- _REQUEST_
Every entry that follows needs to be repeated exactly.
--- begin DATASET CONTENT ---
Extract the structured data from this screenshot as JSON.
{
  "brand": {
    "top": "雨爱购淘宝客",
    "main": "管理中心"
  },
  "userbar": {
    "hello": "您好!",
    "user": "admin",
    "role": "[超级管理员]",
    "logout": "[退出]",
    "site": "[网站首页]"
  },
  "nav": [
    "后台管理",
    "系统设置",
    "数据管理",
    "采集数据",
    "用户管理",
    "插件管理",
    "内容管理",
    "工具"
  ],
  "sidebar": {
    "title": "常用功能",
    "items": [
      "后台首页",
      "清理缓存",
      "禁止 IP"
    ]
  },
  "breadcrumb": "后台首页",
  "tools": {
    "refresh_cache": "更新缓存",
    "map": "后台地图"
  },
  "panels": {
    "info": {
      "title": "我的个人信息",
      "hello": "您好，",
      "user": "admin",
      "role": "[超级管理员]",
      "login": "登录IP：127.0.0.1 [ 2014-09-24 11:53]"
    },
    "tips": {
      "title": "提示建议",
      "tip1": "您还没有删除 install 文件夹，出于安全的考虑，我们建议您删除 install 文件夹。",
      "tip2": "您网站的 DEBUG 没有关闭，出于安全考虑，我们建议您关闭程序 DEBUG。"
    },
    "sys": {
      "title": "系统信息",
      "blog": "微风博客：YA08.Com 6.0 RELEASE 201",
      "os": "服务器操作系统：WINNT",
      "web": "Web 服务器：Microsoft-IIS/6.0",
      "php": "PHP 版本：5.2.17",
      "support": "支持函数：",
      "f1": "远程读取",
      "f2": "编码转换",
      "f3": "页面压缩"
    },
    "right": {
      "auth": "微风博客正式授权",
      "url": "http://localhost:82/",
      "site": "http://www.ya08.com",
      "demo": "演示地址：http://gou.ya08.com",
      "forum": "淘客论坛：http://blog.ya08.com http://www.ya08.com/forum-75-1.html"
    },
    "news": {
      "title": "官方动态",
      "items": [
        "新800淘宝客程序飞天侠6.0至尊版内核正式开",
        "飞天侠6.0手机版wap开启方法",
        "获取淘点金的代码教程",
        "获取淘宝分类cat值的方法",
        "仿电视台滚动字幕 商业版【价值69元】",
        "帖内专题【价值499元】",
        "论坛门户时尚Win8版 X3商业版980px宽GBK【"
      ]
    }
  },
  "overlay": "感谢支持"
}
--- end DATASET CONTENT ---
- _ANSWER TO THIS EXERCISE_
Extract the structured data from this screenshot as JSON.
{
  "brand": {
    "top": "雨爱购淘宝客",
    "main": "管理中心"
  },
  "userbar": {
    "hello": "您好!",
    "user": "admin",
    "role": "[超级管理员]",
    "logout": "[退出]",
    "site": "[网站首页]"
  },
  "nav": [
    "后台管理",
    "系统设置",
    "数据管理",
    "采集数据",
    "用户管理",
    "插件管理",
    "内容管理",
    "工具"
  ],
  "sidebar": {
    "title": "常用功能",
    "items": [
      "后台首页",
      "清理缓存",
      "禁止 IP"
    ]
  },
  "breadcrumb": "后台首页",
  "tools": {
    "refresh_cache": "更新缓存",
    "map": "后台地图"
  },
  "panels": {
    "info": {
      "title": "我的个人信息",
      "hello": "您好，",
      "user": "admin",
      "role": "[超级管理员]",
      "login": "登录IP：127.0.0.1 [ 2014-09-24 11:53]"
    },
    "tips": {
      "title": "提示建议",
      "tip1": "您还没有删除 install 文件夹，出于安全的考虑，我们建议您删除 install 文件夹。",
      "tip2": "您网站的 DEBUG 没有关闭，出于安全考虑，我们建议您关闭程序 DEBUG。"
    },
    "sys": {
      "title": "系统信息",
      "blog": "微风博客：YA08.Com 6.0 RELEASE 201",
      "os": "服务器操作系统：WINNT",
      "web": "Web 服务器：Microsoft-IIS/6.0",
      "php": "PHP 版本：5.2.17",
      "support": "支持函数：",
      "f1": "远程读取",
      "f2": "编码转换",
      "f3": "页面压缩"
    },
    "right": {
      "auth": "微风博客正式授权",
      "url": "http://localhost:82/",
      "site": "http://www.ya08.com",
      "demo": "演示地址：http://gou.ya08.com",
      "forum": "淘客论坛：http://blog.ya08.com http://www.ya08.com/forum-75-1.html"
    },
    "news": {
      "title": "官方动态",
      "items": [
        "新800淘宝客程序飞天侠6.0至尊版内核正式开",
        "飞天侠6.0手机版wap开启方法",
        "获取淘点金的代码教程",
        "获取淘宝分类cat值的方法",
        "仿电视台滚动字幕 商业版【价值69元】",
        "帖内专题【价值499元】",
        "论坛门户时尚Win8版 X3商业版980px宽GBK【"
      ]
    }
  },
  "overlay": "感谢支持"
}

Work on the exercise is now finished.